■ Supplied text:
As New Britain residents received tax bills this past week, many became upset at the increases found in their bills. The mill rate rose from 36.63 to 44.12.
“For my own vehicles, last years taxes were based on higher values than this year by $1,600. An increase of 7.49 mils equates to about $25-30 more this year than last for me. As for housing taxes, the reduced assessments might actually be offset by the increased mill rate. This is a tax increase, no matter how you look at it. Exactly how can any politician say it’s not? Mill rate goes up, that’s a tax increase,” said Edward Grafe, resident. “A local government who thinks we can’t do math is appalling. Just admit it, there is a tax increase.”
In tax bills to residents Mayor Tim O’Brien claimed property taxes did not rise and made a campaign promise that taxes would not rise.
“How can you look up to a ‘Mayor’ when he lied about no tax increase,” said Alan Parlowe.
Many said their taxes increased significantly.
“The real estate taxes on my office increased by over $1,700 this year,’ said Attorney Ken Carifa. “ It appears that this city reassessment shifted taxes to small business property owners. That makes New Britain a less attractive place to locate a professional office. And homeowners did not necessarily get a break; the real estate taxes on my home also increased by about $300.”
Other residents agreed.

■ What is required: From the text on New Britain tax bills, return verbatim the part that opens with the words containing "In tax bills" and closes with "said Alan Parlowe.". The records that come next play no part in the work.

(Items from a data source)

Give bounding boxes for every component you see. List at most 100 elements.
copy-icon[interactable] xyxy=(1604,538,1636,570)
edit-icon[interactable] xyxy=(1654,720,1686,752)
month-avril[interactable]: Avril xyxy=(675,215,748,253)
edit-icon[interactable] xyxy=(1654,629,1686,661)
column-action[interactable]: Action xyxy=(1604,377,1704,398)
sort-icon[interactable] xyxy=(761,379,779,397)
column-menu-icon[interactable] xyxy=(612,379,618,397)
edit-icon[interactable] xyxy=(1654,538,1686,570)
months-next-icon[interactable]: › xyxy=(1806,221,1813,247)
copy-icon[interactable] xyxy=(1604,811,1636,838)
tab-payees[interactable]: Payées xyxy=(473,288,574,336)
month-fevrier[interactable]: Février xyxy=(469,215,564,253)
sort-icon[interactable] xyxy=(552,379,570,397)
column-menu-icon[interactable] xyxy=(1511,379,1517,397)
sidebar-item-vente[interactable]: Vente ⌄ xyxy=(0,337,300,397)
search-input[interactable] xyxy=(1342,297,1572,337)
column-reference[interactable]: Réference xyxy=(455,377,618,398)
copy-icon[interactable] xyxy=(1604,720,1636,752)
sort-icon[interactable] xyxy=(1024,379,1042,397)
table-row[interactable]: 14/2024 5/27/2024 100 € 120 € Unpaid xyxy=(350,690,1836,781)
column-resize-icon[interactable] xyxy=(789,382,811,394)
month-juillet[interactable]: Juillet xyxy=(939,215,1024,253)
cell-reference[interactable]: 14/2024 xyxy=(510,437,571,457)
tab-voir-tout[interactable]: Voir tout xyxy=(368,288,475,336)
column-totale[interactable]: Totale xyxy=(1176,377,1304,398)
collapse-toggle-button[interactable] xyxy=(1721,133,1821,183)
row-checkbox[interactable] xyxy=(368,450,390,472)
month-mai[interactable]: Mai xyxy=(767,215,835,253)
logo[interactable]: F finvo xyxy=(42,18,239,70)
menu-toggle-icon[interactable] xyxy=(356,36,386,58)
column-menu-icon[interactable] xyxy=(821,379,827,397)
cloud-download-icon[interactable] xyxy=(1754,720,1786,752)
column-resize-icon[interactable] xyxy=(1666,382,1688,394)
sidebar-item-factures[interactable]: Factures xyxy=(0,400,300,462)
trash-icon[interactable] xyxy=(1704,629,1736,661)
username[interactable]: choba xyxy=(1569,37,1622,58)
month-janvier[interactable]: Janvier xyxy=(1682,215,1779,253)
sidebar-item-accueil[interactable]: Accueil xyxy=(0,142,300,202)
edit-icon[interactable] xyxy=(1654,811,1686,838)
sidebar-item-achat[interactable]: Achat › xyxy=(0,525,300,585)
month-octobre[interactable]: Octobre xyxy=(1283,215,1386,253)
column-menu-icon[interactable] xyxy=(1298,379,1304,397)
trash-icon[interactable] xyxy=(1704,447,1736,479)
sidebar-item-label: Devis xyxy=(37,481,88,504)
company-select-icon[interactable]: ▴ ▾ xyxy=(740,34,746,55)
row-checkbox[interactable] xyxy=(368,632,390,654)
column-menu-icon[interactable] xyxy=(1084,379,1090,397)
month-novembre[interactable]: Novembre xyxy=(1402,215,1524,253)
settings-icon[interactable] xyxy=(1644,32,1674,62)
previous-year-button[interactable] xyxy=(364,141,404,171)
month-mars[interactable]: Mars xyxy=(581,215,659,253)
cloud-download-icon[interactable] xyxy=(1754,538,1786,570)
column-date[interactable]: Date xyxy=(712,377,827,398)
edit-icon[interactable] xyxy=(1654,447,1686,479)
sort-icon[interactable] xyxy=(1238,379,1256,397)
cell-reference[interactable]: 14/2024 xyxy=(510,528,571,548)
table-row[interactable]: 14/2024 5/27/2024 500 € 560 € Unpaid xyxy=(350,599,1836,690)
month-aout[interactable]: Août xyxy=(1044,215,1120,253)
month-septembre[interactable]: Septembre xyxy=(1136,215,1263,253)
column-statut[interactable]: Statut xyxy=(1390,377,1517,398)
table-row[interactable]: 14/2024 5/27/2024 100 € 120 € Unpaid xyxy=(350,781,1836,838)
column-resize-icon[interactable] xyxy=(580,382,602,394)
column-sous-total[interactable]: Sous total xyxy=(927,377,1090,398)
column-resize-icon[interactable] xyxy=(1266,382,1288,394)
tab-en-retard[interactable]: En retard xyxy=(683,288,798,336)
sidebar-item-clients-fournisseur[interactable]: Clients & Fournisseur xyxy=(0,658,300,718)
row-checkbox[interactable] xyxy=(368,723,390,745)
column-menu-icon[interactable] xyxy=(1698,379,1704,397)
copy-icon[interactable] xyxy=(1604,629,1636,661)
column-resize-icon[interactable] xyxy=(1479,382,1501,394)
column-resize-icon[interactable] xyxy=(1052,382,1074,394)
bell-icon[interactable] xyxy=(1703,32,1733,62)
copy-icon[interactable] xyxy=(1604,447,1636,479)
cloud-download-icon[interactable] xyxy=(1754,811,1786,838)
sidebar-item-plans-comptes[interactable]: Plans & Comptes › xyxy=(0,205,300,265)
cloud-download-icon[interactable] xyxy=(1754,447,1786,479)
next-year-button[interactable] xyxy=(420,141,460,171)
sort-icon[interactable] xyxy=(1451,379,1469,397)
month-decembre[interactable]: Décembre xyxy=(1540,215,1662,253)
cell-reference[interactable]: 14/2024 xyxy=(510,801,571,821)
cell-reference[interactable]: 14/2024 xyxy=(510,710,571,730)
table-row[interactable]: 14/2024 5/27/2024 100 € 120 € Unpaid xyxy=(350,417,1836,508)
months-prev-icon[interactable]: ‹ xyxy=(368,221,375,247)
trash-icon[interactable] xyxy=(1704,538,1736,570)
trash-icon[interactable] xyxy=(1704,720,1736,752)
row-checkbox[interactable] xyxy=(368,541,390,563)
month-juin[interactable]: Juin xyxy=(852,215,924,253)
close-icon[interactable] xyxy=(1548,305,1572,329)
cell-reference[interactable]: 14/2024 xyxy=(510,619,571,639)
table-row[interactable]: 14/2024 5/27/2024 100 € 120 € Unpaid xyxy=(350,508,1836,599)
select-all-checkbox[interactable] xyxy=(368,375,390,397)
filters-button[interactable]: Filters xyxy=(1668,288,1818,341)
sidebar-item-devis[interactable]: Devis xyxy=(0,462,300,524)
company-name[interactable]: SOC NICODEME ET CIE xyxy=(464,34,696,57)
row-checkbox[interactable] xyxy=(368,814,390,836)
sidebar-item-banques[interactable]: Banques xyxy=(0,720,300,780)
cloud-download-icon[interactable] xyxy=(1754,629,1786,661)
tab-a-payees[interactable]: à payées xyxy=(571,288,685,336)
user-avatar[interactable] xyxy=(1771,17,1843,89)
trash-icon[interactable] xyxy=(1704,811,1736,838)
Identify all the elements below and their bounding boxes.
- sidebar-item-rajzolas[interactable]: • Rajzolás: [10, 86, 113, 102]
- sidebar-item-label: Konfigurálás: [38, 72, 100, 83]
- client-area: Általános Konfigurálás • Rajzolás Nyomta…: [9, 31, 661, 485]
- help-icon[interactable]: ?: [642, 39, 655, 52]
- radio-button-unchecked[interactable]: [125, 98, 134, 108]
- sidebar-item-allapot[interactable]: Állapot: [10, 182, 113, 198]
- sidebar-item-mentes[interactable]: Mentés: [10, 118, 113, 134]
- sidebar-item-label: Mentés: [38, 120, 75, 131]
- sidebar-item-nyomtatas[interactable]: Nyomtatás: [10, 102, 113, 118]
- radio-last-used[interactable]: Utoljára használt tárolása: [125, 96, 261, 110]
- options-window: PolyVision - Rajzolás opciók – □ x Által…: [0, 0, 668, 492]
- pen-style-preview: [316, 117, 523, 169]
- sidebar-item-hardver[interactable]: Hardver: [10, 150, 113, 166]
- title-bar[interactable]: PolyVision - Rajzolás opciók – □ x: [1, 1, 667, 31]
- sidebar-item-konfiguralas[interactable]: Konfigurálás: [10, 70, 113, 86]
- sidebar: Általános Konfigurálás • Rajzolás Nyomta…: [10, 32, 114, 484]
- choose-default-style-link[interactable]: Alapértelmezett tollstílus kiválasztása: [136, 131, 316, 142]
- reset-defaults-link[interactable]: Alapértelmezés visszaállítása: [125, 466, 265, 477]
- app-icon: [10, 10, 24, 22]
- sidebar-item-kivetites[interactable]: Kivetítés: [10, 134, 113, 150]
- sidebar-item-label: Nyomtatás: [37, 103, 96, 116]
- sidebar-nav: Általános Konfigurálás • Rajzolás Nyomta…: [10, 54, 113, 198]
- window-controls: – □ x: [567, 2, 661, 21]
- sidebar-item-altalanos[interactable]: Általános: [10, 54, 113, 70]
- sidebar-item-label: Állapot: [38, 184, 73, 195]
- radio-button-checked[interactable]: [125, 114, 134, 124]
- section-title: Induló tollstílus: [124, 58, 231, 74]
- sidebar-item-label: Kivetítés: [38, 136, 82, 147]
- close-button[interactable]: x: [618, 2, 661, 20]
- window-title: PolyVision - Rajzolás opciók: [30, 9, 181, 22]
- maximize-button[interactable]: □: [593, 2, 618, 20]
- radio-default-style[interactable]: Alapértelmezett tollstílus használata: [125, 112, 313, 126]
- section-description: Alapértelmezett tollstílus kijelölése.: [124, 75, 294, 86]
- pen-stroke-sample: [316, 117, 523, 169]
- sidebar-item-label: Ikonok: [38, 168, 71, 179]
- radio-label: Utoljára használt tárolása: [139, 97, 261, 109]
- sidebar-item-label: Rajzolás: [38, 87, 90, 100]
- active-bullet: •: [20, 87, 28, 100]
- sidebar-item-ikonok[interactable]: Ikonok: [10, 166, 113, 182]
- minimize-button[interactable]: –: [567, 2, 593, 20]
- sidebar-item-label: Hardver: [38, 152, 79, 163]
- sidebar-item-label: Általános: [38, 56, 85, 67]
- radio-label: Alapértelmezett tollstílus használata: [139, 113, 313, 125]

■ Complete output:
In tax bills to residents Mayor Tim O’Brien claimed property taxes did not rise and made a campaign promise that taxes would not rise.
“How can you look up to a ‘Mayor’ when he lied about no tax increase,” said Alan Parlowe.